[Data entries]
## START
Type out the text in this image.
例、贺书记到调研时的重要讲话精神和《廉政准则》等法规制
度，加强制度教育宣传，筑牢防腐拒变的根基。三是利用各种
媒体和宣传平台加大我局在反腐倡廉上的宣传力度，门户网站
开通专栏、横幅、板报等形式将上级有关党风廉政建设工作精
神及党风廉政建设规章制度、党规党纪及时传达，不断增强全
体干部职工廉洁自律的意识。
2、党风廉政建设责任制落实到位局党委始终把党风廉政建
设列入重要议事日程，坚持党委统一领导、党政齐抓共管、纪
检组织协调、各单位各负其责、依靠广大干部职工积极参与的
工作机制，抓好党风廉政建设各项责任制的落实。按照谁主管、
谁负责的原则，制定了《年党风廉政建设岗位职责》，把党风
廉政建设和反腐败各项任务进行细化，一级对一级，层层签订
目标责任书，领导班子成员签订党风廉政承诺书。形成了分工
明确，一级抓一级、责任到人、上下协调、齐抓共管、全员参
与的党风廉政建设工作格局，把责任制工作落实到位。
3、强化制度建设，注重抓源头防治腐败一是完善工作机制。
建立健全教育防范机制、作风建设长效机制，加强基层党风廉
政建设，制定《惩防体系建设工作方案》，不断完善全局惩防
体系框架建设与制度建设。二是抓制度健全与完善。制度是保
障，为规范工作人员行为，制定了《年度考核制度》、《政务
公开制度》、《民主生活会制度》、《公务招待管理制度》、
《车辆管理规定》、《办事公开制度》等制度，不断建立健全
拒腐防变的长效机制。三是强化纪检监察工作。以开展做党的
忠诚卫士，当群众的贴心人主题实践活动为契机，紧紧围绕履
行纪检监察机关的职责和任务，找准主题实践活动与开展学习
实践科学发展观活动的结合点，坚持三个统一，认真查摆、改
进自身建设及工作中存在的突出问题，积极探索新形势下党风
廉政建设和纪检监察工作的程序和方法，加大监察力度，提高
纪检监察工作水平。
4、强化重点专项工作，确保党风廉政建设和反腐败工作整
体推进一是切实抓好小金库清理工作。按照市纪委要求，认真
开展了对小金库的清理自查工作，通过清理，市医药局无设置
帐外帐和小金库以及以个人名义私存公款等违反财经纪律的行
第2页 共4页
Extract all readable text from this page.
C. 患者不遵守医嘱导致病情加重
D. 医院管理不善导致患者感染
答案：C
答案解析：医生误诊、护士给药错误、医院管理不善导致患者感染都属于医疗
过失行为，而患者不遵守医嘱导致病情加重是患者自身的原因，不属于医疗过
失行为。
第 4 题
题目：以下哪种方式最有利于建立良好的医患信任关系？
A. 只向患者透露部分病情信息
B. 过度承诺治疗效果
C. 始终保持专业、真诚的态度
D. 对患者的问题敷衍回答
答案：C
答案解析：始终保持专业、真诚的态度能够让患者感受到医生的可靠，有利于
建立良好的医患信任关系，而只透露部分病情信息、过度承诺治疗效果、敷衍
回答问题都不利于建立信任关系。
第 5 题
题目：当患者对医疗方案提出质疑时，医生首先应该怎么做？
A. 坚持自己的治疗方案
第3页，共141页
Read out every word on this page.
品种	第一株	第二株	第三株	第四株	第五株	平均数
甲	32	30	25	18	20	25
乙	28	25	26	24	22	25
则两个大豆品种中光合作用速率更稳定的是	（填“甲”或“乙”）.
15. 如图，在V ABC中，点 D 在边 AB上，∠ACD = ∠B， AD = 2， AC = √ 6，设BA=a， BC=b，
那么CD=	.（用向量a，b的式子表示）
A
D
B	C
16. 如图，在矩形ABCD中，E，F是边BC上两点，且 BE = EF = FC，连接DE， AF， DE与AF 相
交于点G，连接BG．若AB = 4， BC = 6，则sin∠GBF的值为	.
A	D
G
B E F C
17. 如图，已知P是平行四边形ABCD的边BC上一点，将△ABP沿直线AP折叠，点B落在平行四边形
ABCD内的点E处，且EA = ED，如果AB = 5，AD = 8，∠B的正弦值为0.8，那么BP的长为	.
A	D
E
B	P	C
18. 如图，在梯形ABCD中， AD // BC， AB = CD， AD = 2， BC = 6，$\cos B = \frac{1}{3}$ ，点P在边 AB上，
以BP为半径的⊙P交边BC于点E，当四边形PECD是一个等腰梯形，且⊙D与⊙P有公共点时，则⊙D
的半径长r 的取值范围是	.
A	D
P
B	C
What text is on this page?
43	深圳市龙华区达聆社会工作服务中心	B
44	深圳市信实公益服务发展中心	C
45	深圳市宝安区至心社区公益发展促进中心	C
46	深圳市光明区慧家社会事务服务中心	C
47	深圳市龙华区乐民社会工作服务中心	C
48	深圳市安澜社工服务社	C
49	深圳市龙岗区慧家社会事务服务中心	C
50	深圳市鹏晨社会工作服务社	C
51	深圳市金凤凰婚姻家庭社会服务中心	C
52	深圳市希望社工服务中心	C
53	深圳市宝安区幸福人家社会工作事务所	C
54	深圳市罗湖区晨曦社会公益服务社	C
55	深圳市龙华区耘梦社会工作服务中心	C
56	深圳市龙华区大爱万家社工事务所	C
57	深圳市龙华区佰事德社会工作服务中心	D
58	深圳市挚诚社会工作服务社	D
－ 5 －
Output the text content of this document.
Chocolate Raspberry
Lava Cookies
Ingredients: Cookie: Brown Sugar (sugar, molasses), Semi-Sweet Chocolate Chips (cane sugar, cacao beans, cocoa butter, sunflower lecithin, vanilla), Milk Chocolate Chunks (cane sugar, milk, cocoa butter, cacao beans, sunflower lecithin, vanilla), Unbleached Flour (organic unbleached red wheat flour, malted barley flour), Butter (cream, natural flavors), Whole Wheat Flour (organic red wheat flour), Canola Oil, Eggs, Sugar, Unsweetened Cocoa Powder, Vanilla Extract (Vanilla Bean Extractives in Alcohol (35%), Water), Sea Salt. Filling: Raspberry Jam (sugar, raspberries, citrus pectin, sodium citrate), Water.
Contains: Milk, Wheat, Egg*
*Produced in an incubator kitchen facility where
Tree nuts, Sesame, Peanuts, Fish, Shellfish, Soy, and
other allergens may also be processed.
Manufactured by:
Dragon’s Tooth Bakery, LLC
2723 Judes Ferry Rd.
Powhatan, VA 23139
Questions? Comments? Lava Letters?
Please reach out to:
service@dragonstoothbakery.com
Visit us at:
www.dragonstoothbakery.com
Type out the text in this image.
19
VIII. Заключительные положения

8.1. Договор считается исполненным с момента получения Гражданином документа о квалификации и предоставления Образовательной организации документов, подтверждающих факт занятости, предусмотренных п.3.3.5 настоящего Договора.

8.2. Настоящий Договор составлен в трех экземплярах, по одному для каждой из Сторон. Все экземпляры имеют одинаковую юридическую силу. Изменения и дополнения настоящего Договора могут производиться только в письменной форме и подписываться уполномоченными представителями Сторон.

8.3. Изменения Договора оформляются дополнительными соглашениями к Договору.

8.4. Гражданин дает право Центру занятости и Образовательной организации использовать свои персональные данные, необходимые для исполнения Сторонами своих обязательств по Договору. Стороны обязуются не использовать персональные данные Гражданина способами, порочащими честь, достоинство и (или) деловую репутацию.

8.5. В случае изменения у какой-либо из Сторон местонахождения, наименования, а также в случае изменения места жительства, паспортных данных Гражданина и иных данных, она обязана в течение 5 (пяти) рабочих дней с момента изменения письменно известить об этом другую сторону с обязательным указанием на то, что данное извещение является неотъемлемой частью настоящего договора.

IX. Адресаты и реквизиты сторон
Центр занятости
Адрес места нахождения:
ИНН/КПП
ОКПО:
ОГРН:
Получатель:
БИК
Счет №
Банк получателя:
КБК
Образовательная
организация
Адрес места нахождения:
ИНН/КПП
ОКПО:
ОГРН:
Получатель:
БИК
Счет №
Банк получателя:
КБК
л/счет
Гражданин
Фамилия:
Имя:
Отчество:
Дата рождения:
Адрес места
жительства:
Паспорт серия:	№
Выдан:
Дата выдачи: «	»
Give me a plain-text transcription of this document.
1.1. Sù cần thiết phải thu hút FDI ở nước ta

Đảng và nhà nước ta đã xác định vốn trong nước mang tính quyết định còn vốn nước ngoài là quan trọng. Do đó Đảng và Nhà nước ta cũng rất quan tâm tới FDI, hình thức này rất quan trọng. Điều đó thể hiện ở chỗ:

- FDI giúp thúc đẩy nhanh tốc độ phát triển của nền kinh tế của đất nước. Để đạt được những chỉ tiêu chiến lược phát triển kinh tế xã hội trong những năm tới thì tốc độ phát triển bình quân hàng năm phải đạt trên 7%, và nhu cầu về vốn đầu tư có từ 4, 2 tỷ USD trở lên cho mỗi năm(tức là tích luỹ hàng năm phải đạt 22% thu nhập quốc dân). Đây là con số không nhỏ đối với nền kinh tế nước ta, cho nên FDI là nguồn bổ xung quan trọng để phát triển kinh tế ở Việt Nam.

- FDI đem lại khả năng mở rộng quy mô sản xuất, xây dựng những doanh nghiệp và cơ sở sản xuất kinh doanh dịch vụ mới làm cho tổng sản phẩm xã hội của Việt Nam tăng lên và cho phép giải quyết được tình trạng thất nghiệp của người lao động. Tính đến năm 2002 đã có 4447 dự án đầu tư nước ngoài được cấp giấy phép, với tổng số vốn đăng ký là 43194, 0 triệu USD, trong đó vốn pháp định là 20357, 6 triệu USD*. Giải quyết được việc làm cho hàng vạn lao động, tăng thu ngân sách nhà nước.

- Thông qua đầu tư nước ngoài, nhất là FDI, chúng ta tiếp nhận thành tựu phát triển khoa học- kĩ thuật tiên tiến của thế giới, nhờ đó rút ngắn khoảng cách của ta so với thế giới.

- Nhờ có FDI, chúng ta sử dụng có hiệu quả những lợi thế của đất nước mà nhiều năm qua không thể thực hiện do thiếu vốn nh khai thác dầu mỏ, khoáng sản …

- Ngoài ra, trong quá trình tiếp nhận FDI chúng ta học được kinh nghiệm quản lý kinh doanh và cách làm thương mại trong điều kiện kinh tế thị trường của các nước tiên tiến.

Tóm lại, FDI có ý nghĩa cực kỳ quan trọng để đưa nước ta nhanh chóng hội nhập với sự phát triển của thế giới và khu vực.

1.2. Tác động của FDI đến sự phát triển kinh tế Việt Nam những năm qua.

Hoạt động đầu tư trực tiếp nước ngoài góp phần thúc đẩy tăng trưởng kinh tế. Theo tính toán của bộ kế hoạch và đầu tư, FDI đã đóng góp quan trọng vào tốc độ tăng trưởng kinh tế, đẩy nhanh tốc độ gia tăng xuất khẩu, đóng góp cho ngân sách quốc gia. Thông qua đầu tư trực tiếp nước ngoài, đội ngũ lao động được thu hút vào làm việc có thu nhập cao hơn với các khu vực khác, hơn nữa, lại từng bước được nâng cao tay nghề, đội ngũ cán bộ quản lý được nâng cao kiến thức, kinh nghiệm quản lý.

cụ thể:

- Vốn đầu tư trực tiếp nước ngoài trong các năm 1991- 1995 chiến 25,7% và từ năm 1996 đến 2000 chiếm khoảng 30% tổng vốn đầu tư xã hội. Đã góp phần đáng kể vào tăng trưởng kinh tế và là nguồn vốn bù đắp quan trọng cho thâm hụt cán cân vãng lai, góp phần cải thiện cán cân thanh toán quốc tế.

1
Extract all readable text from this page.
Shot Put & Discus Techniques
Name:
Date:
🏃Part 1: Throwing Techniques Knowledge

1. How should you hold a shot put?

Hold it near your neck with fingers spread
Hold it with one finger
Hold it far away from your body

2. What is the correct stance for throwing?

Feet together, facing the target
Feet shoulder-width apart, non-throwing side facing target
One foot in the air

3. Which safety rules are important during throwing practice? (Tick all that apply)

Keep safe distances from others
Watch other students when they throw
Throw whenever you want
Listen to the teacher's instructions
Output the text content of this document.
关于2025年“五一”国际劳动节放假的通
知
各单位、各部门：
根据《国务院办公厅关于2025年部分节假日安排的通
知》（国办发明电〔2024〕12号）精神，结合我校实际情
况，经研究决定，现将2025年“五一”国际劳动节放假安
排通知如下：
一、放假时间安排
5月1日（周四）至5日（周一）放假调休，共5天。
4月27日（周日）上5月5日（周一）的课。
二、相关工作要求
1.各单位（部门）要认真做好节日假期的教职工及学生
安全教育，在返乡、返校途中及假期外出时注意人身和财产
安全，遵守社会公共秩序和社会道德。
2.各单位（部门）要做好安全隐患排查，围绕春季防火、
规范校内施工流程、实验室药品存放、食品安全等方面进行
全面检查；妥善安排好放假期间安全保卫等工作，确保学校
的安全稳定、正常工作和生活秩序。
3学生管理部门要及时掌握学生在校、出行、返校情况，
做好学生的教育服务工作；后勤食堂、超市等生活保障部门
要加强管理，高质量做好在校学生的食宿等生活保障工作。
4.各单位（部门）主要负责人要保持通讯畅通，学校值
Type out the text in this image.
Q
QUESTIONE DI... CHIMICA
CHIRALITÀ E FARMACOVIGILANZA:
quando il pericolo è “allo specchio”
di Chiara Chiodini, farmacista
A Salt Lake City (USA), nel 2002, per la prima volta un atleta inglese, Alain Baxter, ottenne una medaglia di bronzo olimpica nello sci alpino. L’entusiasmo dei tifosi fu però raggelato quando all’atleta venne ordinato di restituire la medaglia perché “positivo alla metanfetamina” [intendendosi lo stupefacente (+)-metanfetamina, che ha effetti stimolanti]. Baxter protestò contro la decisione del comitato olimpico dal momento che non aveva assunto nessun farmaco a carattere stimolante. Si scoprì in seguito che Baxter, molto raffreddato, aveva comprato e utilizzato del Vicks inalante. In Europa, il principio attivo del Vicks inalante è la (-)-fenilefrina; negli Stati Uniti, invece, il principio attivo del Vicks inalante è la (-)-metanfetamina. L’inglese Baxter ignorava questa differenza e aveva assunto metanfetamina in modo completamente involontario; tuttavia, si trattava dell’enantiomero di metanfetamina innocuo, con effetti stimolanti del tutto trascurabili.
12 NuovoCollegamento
## END
**What to produce**
Every line of the listing that holds "page" is to be counted; give only the resulting number.

**Final result**
4